-- Provided data --
────────────────────────────────────────

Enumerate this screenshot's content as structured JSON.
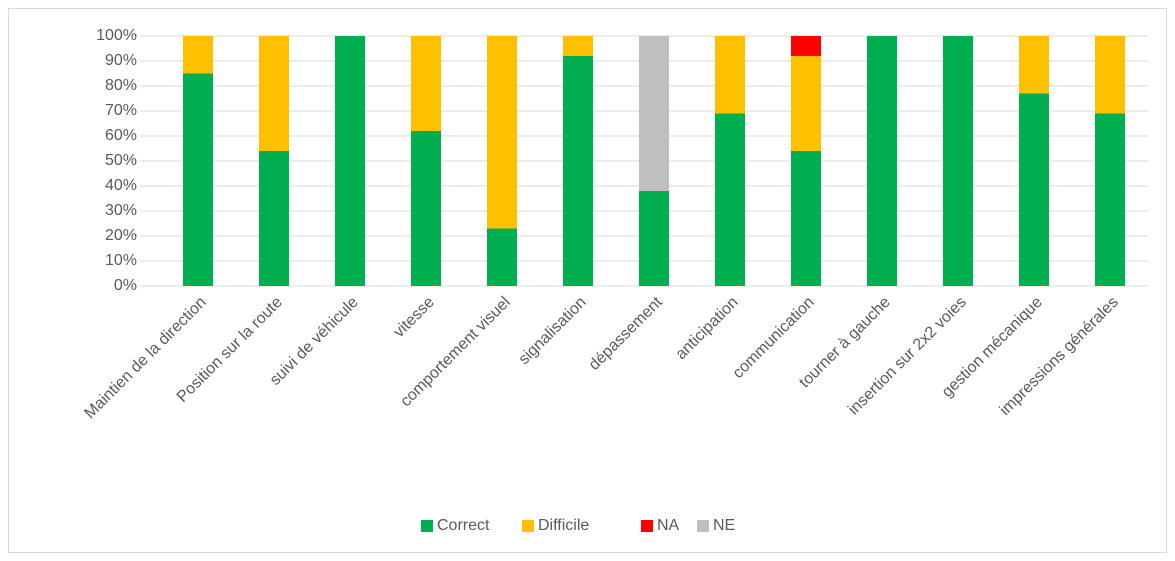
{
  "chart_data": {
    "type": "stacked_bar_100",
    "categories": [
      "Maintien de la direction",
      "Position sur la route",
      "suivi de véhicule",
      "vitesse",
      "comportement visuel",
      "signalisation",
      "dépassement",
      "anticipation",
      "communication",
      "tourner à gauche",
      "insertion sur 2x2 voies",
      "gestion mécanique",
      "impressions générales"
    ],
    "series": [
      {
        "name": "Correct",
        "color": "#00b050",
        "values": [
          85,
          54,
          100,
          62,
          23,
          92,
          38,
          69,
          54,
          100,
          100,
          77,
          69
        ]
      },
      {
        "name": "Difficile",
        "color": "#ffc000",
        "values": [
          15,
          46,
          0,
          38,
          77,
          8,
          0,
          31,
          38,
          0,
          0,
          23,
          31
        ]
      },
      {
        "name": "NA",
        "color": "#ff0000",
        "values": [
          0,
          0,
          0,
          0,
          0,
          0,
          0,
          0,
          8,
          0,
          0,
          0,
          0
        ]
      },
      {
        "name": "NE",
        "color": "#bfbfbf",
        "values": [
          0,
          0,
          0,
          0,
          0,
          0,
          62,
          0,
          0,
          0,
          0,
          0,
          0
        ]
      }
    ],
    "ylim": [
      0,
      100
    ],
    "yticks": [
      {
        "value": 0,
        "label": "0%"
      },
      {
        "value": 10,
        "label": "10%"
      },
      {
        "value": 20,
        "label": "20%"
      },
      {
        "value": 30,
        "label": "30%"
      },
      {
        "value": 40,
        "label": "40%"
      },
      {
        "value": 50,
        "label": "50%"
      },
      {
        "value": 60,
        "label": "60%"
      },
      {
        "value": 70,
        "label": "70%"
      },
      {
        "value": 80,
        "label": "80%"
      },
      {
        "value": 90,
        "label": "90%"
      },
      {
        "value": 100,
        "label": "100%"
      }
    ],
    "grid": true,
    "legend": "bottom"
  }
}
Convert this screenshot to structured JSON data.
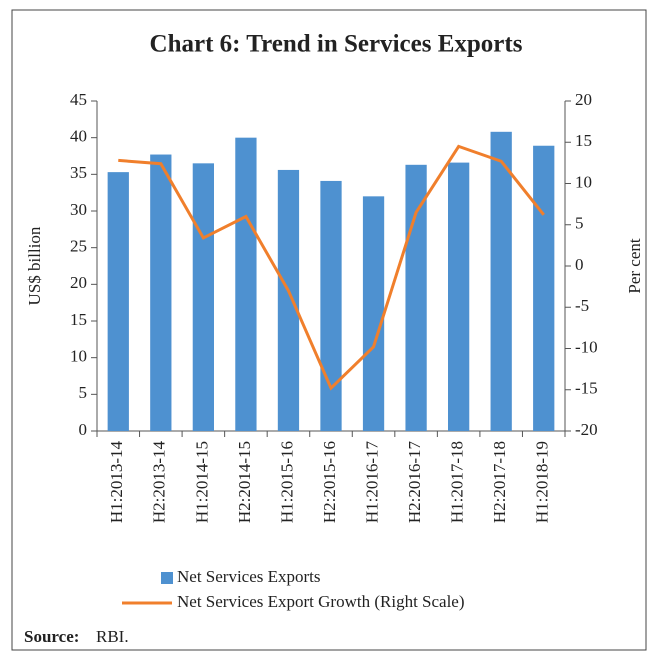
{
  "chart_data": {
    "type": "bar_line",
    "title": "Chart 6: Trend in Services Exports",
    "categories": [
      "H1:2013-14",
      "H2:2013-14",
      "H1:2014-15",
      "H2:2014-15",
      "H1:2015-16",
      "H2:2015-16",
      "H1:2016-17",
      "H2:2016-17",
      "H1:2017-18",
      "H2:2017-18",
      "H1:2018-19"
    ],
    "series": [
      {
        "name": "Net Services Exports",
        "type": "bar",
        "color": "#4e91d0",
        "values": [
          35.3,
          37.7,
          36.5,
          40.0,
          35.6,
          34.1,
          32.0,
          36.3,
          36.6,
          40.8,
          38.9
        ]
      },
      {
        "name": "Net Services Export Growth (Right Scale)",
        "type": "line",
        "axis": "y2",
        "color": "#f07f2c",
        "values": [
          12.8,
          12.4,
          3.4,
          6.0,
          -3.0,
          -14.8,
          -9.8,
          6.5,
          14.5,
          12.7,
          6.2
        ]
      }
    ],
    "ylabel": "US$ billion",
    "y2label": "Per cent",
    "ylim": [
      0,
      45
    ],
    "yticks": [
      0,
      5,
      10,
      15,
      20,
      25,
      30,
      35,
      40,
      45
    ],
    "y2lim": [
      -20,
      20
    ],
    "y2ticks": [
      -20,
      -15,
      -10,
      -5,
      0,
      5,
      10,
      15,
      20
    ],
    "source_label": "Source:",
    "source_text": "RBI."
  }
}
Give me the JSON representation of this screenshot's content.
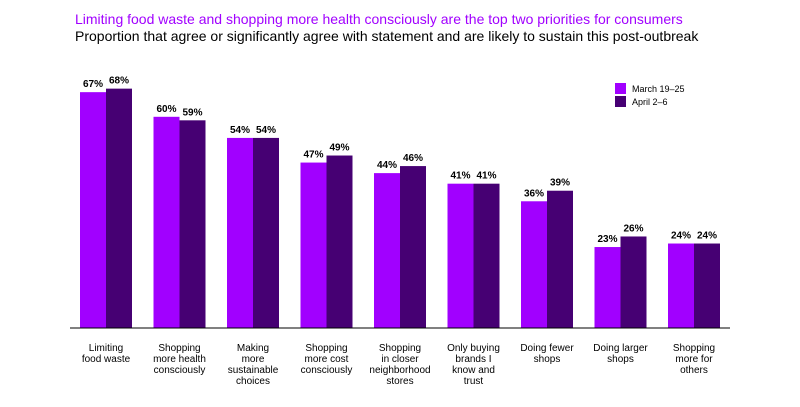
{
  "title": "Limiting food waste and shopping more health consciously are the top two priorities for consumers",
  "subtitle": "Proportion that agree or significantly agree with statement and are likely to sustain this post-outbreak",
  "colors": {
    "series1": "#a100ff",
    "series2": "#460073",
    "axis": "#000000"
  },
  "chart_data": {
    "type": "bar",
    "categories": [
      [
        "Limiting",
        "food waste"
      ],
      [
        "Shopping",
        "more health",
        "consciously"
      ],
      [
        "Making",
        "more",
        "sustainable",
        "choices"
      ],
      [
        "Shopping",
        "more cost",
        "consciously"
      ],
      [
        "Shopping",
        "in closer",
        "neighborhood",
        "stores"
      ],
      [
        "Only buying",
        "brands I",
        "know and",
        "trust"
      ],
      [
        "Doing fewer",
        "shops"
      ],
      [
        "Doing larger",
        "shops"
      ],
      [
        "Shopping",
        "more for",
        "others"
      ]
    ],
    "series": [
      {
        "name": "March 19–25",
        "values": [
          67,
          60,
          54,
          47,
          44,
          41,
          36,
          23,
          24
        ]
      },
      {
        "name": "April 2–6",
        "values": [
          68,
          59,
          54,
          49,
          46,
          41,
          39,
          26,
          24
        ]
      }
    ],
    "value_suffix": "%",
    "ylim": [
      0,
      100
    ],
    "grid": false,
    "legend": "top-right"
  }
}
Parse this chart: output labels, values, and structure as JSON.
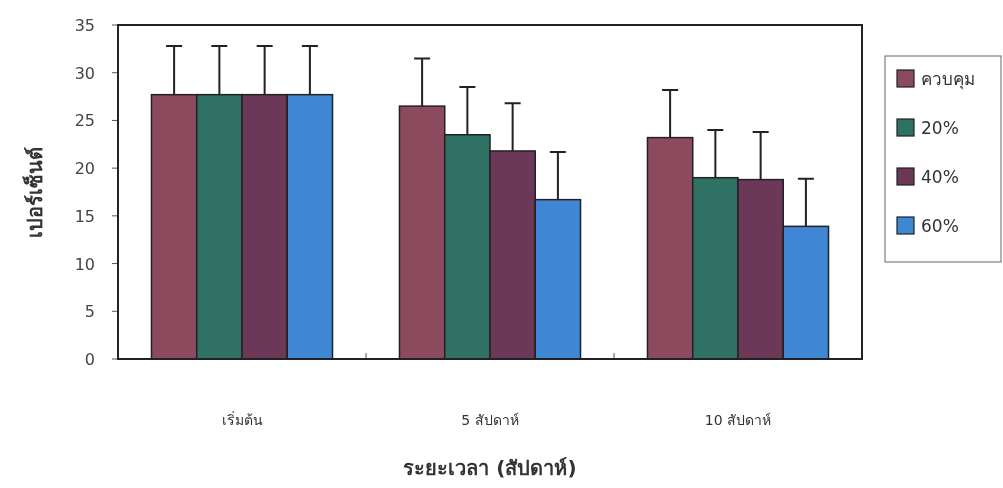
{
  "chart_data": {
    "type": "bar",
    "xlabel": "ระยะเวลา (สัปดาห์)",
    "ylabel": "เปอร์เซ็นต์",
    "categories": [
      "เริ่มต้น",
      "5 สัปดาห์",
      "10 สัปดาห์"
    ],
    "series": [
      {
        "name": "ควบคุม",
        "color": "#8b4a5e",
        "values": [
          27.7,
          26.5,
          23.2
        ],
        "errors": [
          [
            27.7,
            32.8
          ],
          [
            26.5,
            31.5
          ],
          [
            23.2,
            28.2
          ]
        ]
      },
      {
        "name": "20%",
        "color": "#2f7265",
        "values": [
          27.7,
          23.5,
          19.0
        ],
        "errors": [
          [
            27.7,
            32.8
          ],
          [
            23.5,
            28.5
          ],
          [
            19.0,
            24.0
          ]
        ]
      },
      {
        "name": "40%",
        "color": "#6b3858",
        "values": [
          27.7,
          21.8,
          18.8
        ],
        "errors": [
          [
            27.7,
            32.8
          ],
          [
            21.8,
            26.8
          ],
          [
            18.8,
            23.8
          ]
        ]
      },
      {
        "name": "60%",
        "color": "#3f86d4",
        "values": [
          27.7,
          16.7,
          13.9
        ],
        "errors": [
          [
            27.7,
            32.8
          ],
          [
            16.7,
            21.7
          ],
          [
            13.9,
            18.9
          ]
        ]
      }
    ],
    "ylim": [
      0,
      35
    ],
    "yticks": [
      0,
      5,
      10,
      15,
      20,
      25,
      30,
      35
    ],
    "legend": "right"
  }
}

────────────────────────────────────────

-- To be done --
Give all the entries again exactly, dropping each picture.

-- Output for this exercise --
Enumerate this screenshot's content as structured JSON.
{
  "chart_data": {
    "type": "stacked_bar_100",
    "categories": [
      "Maintien de la direction",
      "Position sur la route",
      "suivi de véhicule",
      "vitesse",
      "comportement visuel",
      "signalisation",
      "dépassement",
      "anticipation",
      "communication",
      "tourner à gauche",
      "insertion sur 2x2 voies",
      "gestion mécanique",
      "impressions générales"
    ],
    "series": [
      {
        "name": "Correct",
        "color": "#00b050",
        "values": [
          85,
          54,
          100,
          62,
          23,
          92,
          38,
          69,
          54,
          100,
          100,
          77,
          69
        ]
      },
      {
        "name": "Difficile",
        "color": "#ffc000",
        "values": [
          15,
          46,
          0,
          38,
          77,
          8,
          0,
          31,
          38,
          0,
          0,
          23,
          31
        ]
      },
      {
        "name": "NA",
        "color": "#ff0000",
        "values": [
          0,
          0,
          0,
          0,
          0,
          0,
          0,
          0,
          8,
          0,
          0,
          0,
          0
        ]
      },
      {
        "name": "NE",
        "color": "#bfbfbf",
        "values": [
          0,
          0,
          0,
          0,
          0,
          0,
          62,
          0,
          0,
          0,
          0,
          0,
          0
        ]
      }
    ],
    "ylim": [
      0,
      100
    ],
    "yticks": [
      {
        "value": 0,
        "label": "0%"
      },
      {
        "value": 10,
        "label": "10%"
      },
      {
        "value": 20,
        "label": "20%"
      },
      {
        "value": 30,
        "label": "30%"
      },
      {
        "value": 40,
        "label": "40%"
      },
      {
        "value": 50,
        "label": "50%"
      },
      {
        "value": 60,
        "label": "60%"
      },
      {
        "value": 70,
        "label": "70%"
      },
      {
        "value": 80,
        "label": "80%"
      },
      {
        "value": 90,
        "label": "90%"
      },
      {
        "value": 100,
        "label": "100%"
      }
    ],
    "grid": true,
    "legend": "bottom"
  }
}
Convert this screenshot to structured JSON data.
{
  "chart_data": {
    "type": "bar_line",
    "title": "Chart 6: Trend in Services Exports",
    "categories": [
      "H1:2013-14",
      "H2:2013-14",
      "H1:2014-15",
      "H2:2014-15",
      "H1:2015-16",
      "H2:2015-16",
      "H1:2016-17",
      "H2:2016-17",
      "H1:2017-18",
      "H2:2017-18",
      "H1:2018-19"
    ],
    "series": [
      {
        "name": "Net Services Exports",
        "type": "bar",
        "color": "#4e91d0",
        "values": [
          35.3,
          37.7,
          36.5,
          40.0,
          35.6,
          34.1,
          32.0,
          36.3,
          36.6,
          40.8,
          38.9
        ]
      },
      {
        "name": "Net Services Export Growth (Right Scale)",
        "type": "line",
        "axis": "y2",
        "color": "#f07f2c",
        "values": [
          12.8,
          12.4,
          3.4,
          6.0,
          -3.0,
          -14.8,
          -9.8,
          6.5,
          14.5,
          12.7,
          6.2
        ]
      }
    ],
    "ylabel": "US$ billion",
    "y2label": "Per cent",
    "ylim": [
      0,
      45
    ],
    "yticks": [
      0,
      5,
      10,
      15,
      20,
      25,
      30,
      35,
      40,
      45
    ],
    "y2lim": [
      -20,
      20
    ],
    "y2ticks": [
      -20,
      -15,
      -10,
      -5,
      0,
      5,
      10,
      15,
      20
    ],
    "source_label": "Source:",
    "source_text": "RBI."
  }
}
Give me the JSON representation of this screenshot's content.
{
  "title": "Limiting food waste and shopping more health consciously are the top two priorities for consumers",
  "subtitle": "Proportion that agree or significantly agree with statement and are likely to sustain this post-outbreak",
  "colors": {
    "series1": "#a100ff",
    "series2": "#460073",
    "axis": "#000000"
  },
  "chart_data": {
    "type": "bar",
    "categories": [
      [
        "Limiting",
        "food waste"
      ],
      [
        "Shopping",
        "more health",
        "consciously"
      ],
      [
        "Making",
        "more",
        "sustainable",
        "choices"
      ],
      [
        "Shopping",
        "more cost",
        "consciously"
      ],
      [
        "Shopping",
        "in closer",
        "neighborhood",
        "stores"
      ],
      [
        "Only buying",
        "brands I",
        "know and",
        "trust"
      ],
      [
        "Doing fewer",
        "shops"
      ],
      [
        "Doing larger",
        "shops"
      ],
      [
        "Shopping",
        "more for",
        "others"
      ]
    ],
    "series": [
      {
        "name": "March 19–25",
        "values": [
          67,
          60,
          54,
          47,
          44,
          41,
          36,
          23,
          24
        ]
      },
      {
        "name": "April 2–6",
        "values": [
          68,
          59,
          54,
          49,
          46,
          41,
          39,
          26,
          24
        ]
      }
    ],
    "value_suffix": "%",
    "ylim": [
      0,
      100
    ],
    "grid": false,
    "legend": "top-right"
  }
}
Parse this chart: output labels, values, and structure as JSON.
{
  "chart_data": {
    "type": "bar",
    "xlabel": "ระยะเวลา (สัปดาห์)",
    "ylabel": "เปอร์เซ็นต์",
    "categories": [
      "เริ่มต้น",
      "5 สัปดาห์",
      "10 สัปดาห์"
    ],
    "series": [
      {
        "name": "ควบคุม",
        "color": "#8b4a5e",
        "values": [
          27.7,
          26.5,
          23.2
        ],
        "errors": [
          [
            27.7,
            32.8
          ],
          [
            26.5,
            31.5
          ],
          [
            23.2,
            28.2
          ]
        ]
      },
      {
        "name": "20%",
        "color": "#2f7265",
        "values": [
          27.7,
          23.5,
          19.0
        ],
        "errors": [
          [
            27.7,
            32.8
          ],
          [
            23.5,
            28.5
          ],
          [
            19.0,
            24.0
          ]
        ]
      },
      {
        "name": "40%",
        "color": "#6b3858",
        "values": [
          27.7,
          21.8,
          18.8
        ],
        "errors": [
          [
            27.7,
            32.8
          ],
          [
            21.8,
            26.8
          ],
          [
            18.8,
            23.8
          ]
        ]
      },
      {
        "name": "60%",
        "color": "#3f86d4",
        "values": [
          27.7,
          16.7,
          13.9
        ],
        "errors": [
          [
            27.7,
            32.8
          ],
          [
            16.7,
            21.7
          ],
          [
            13.9,
            18.9
          ]
        ]
      }
    ],
    "ylim": [
      0,
      35
    ],
    "yticks": [
      0,
      5,
      10,
      15,
      20,
      25,
      30,
      35
    ],
    "legend": "right"
  }
}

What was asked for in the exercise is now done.